**What this task involves:**
Find how many lines in the data below mention "LUDICO". Give the number only.

**Source data:**
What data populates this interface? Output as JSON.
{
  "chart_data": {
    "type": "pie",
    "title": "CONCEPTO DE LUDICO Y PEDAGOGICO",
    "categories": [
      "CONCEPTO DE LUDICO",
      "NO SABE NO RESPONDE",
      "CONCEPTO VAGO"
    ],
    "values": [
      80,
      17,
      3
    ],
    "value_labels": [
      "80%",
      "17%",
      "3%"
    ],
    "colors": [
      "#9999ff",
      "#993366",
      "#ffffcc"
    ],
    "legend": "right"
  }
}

**Output of the task:**
2